- What the task asks
Determine the count of lines holding "JSON" and give that count alone.
— START Data to use —
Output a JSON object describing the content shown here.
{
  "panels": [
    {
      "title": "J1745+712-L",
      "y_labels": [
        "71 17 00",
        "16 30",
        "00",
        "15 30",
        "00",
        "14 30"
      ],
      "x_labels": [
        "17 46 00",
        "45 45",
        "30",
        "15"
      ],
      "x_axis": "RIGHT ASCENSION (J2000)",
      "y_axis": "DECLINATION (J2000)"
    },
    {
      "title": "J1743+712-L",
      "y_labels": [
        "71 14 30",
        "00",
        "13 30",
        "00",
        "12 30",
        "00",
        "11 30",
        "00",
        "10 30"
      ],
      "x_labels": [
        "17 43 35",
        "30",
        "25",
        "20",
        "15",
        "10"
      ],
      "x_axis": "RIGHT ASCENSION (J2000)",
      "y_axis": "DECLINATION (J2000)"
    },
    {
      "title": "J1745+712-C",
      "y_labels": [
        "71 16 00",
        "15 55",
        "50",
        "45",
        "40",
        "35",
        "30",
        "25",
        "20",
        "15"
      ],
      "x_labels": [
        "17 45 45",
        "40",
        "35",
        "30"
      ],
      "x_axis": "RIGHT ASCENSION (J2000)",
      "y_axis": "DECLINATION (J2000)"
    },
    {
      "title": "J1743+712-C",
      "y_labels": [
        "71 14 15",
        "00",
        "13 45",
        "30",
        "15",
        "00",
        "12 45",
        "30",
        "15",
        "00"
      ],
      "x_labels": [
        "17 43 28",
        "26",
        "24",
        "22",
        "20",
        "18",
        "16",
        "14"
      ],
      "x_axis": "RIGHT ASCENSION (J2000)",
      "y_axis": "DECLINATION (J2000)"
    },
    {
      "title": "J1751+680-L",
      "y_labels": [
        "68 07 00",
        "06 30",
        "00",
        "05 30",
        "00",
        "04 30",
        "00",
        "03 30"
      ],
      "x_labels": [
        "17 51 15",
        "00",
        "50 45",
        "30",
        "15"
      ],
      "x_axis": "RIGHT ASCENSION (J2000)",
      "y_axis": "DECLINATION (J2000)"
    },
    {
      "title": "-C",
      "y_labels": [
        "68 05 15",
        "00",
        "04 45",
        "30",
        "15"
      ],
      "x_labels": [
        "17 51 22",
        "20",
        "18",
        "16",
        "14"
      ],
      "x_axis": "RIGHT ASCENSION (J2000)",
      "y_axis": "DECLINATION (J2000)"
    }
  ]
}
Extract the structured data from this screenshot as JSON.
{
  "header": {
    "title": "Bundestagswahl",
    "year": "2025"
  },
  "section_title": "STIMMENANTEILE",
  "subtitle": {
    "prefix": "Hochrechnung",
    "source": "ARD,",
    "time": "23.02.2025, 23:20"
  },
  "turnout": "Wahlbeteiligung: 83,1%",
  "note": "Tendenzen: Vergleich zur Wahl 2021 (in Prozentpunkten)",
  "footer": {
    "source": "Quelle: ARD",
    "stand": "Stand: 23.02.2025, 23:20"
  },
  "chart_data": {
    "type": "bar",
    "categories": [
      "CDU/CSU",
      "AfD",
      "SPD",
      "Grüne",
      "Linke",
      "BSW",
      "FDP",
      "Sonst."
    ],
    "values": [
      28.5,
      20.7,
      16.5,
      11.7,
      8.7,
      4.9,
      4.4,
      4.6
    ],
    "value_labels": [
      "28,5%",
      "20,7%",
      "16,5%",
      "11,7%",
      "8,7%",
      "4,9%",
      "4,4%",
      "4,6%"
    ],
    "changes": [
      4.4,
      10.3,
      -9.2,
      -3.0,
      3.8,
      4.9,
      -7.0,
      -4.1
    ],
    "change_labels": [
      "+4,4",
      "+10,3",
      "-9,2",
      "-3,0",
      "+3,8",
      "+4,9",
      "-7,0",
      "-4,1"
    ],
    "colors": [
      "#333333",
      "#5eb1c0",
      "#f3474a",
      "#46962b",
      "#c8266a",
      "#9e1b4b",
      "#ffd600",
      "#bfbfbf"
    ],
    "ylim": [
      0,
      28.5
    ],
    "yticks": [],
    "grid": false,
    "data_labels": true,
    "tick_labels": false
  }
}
— END Data to use —
- Correct answer
2